Stored records
= = =

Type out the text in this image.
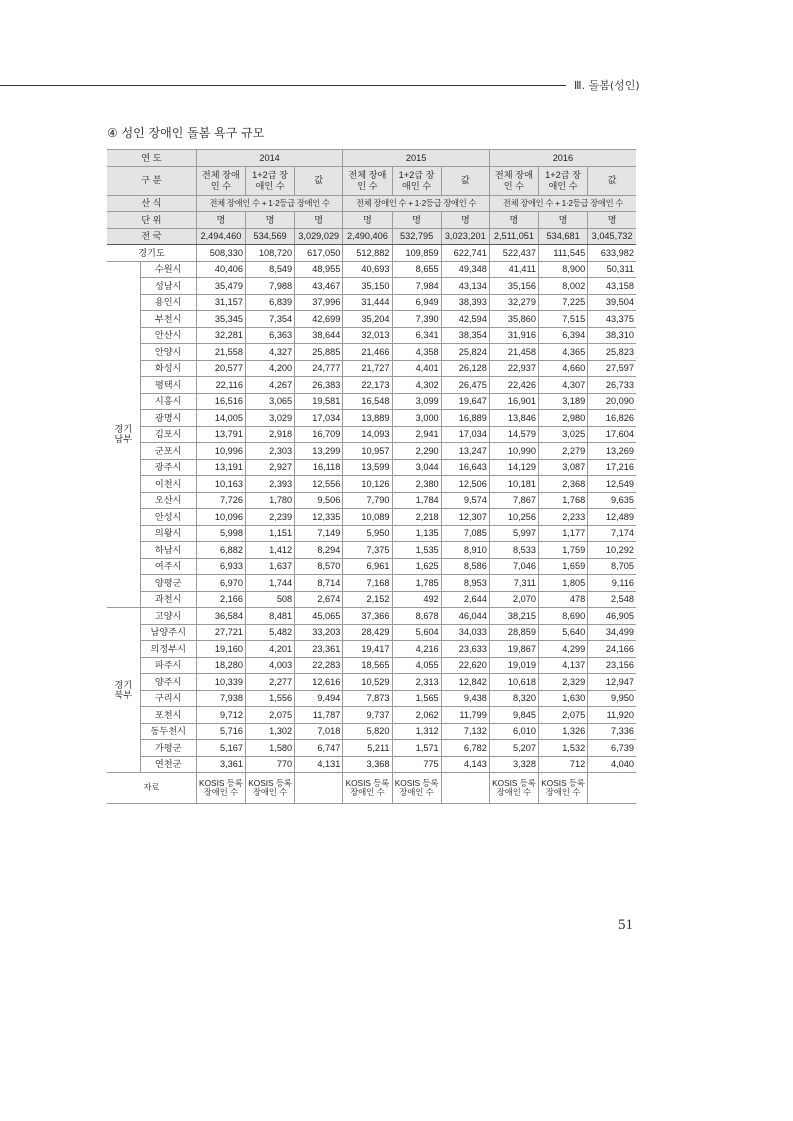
Ⅲ. 돌봄(성인)
④ 성인 장애인 돌봄 욕구 규모
연 도		2014			2015			2016		
구 분		전체 장애인 수	1+2급 장애인 수	값	전체 장애인 수	1+2급 장애인 수	값	전체 장애인 수	1+2급 장애인 수	값
산 식		전체 장애인 수 + 1·2등급 장애인 수			전체 장애인 수 + 1·2등급 장애인 수			전체 장애인 수 + 1·2등급 장애인 수		
단 위		명	명	명	명	명	명	명	명	명
전 국		2,494,460	534,569	3,029,029	2,490,406	532,795	3,023,201	2,511,051	534,681	3,045,732
경기도		508,330	108,720	617,050	512,882	109,859	622,741	522,437	111,545	633,982
경기 남부	수원시	40,406	8,549	48,955	40,693	8,655	49,348	41,411	8,900	50,311
	성남시	35,479	7,988	43,467	35,150	7,984	43,134	35,156	8,002	43,158
	용인시	31,157	6,839	37,996	31,444	6,949	38,393	32,279	7,225	39,504
	부천시	35,345	7,354	42,699	35,204	7,390	42,594	35,860	7,515	43,375
	안산시	32,281	6,363	38,644	32,013	6,341	38,354	31,916	6,394	38,310
	안양시	21,558	4,327	25,885	21,466	4,358	25,824	21,458	4,365	25,823
	화성시	20,577	4,200	24,777	21,727	4,401	26,128	22,937	4,660	27,597
	평택시	22,116	4,267	26,383	22,173	4,302	26,475	22,426	4,307	26,733
	시흥시	16,516	3,065	19,581	16,548	3,099	19,647	16,901	3,189	20,090
	광명시	14,005	3,029	17,034	13,889	3,000	16,889	13,846	2,980	16,826
	김포시	13,791	2,918	16,709	14,093	2,941	17,034	14,579	3,025	17,604
	군포시	10,996	2,303	13,299	10,957	2,290	13,247	10,990	2,279	13,269
	광주시	13,191	2,927	16,118	13,599	3,044	16,643	14,129	3,087	17,216
	이천시	10,163	2,393	12,556	10,126	2,380	12,506	10,181	2,368	12,549
	오산시	7,726	1,780	9,506	7,790	1,784	9,574	7,867	1,768	9,635
	안성시	10,096	2,239	12,335	10,089	2,218	12,307	10,256	2,233	12,489
	의왕시	5,998	1,151	7,149	5,950	1,135	7,085	5,997	1,177	7,174
	하남시	6,882	1,412	8,294	7,375	1,535	8,910	8,533	1,759	10,292
	여주시	6,933	1,637	8,570	6,961	1,625	8,586	7,046	1,659	8,705
	양평군	6,970	1,744	8,714	7,168	1,785	8,953	7,311	1,805	9,116
	과천시	2,166	508	2,674	2,152	492	2,644	2,070	478	2,548
경기 북부	고양시	36,584	8,481	45,065	37,366	8,678	46,044	38,215	8,690	46,905
	남양주시	27,721	5,482	33,203	28,429	5,604	34,033	28,859	5,640	34,499
	의정부시	19,160	4,201	23,361	19,417	4,216	23,633	19,867	4,299	24,166
	파주시	18,280	4,003	22,283	18,565	4,055	22,620	19,019	4,137	23,156
	양주시	10,339	2,277	12,616	10,529	2,313	12,842	10,618	2,329	12,947
	구리시	7,938	1,556	9,494	7,873	1,565	9,438	8,320	1,630	9,950
	포천시	9,712	2,075	11,787	9,737	2,062	11,799	9,845	2,075	11,920
	동두천시	5,716	1,302	7,018	5,820	1,312	7,132	6,010	1,326	7,336
	가평군	5,167	1,580	6,747	5,211	1,571	6,782	5,207	1,532	6,739
	연천군	3,361	770	4,131	3,368	775	4,143	3,328	712	4,040
자료		KOSIS 등록 장애인 수	KOSIS 등록 장애인 수		KOSIS 등록 장애인 수	KOSIS 등록 장애인 수		KOSIS 등록 장애인 수	KOSIS 등록 장애인 수	
51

= = =

§ Work required: Can the entries above be repeated exactly, without their pictures?

§ Correct result:
Type out the text in this image.
Ⅲ. 돌봄(성인)
④ 성인 장애인 돌봄 욕구 규모
연 도		2014			2015			2016		
구 분		전체 장애인 수	1+2급 장애인 수	값	전체 장애인 수	1+2급 장애인 수	값	전체 장애인 수	1+2급 장애인 수	값
산 식		전체 장애인 수 + 1·2등급 장애인 수			전체 장애인 수 + 1·2등급 장애인 수			전체 장애인 수 + 1·2등급 장애인 수		
단 위		명	명	명	명	명	명	명	명	명
전 국		2,494,460	534,569	3,029,029	2,490,406	532,795	3,023,201	2,511,051	534,681	3,045,732
경기도		508,330	108,720	617,050	512,882	109,859	622,741	522,437	111,545	633,982
경기 남부	수원시	40,406	8,549	48,955	40,693	8,655	49,348	41,411	8,900	50,311
	성남시	35,479	7,988	43,467	35,150	7,984	43,134	35,156	8,002	43,158
	용인시	31,157	6,839	37,996	31,444	6,949	38,393	32,279	7,225	39,504
	부천시	35,345	7,354	42,699	35,204	7,390	42,594	35,860	7,515	43,375
	안산시	32,281	6,363	38,644	32,013	6,341	38,354	31,916	6,394	38,310
	안양시	21,558	4,327	25,885	21,466	4,358	25,824	21,458	4,365	25,823
	화성시	20,577	4,200	24,777	21,727	4,401	26,128	22,937	4,660	27,597
	평택시	22,116	4,267	26,383	22,173	4,302	26,475	22,426	4,307	26,733
	시흥시	16,516	3,065	19,581	16,548	3,099	19,647	16,901	3,189	20,090
	광명시	14,005	3,029	17,034	13,889	3,000	16,889	13,846	2,980	16,826
	김포시	13,791	2,918	16,709	14,093	2,941	17,034	14,579	3,025	17,604
	군포시	10,996	2,303	13,299	10,957	2,290	13,247	10,990	2,279	13,269
	광주시	13,191	2,927	16,118	13,599	3,044	16,643	14,129	3,087	17,216
	이천시	10,163	2,393	12,556	10,126	2,380	12,506	10,181	2,368	12,549
	오산시	7,726	1,780	9,506	7,790	1,784	9,574	7,867	1,768	9,635
	안성시	10,096	2,239	12,335	10,089	2,218	12,307	10,256	2,233	12,489
	의왕시	5,998	1,151	7,149	5,950	1,135	7,085	5,997	1,177	7,174
	하남시	6,882	1,412	8,294	7,375	1,535	8,910	8,533	1,759	10,292
	여주시	6,933	1,637	8,570	6,961	1,625	8,586	7,046	1,659	8,705
	양평군	6,970	1,744	8,714	7,168	1,785	8,953	7,311	1,805	9,116
	과천시	2,166	508	2,674	2,152	492	2,644	2,070	478	2,548
경기 북부	고양시	36,584	8,481	45,065	37,366	8,678	46,044	38,215	8,690	46,905
	남양주시	27,721	5,482	33,203	28,429	5,604	34,033	28,859	5,640	34,499
	의정부시	19,160	4,201	23,361	19,417	4,216	23,633	19,867	4,299	24,166
	파주시	18,280	4,003	22,283	18,565	4,055	22,620	19,019	4,137	23,156
	양주시	10,339	2,277	12,616	10,529	2,313	12,842	10,618	2,329	12,947
	구리시	7,938	1,556	9,494	7,873	1,565	9,438	8,320	1,630	9,950
	포천시	9,712	2,075	11,787	9,737	2,062	11,799	9,845	2,075	11,920
	동두천시	5,716	1,302	7,018	5,820	1,312	7,132	6,010	1,326	7,336
	가평군	5,167	1,580	6,747	5,211	1,571	6,782	5,207	1,532	6,739
	연천군	3,361	770	4,131	3,368	775	4,143	3,328	712	4,040
자료		KOSIS 등록 장애인 수	KOSIS 등록 장애인 수		KOSIS 등록 장애인 수	KOSIS 등록 장애인 수		KOSIS 등록 장애인 수	KOSIS 등록 장애인 수	
51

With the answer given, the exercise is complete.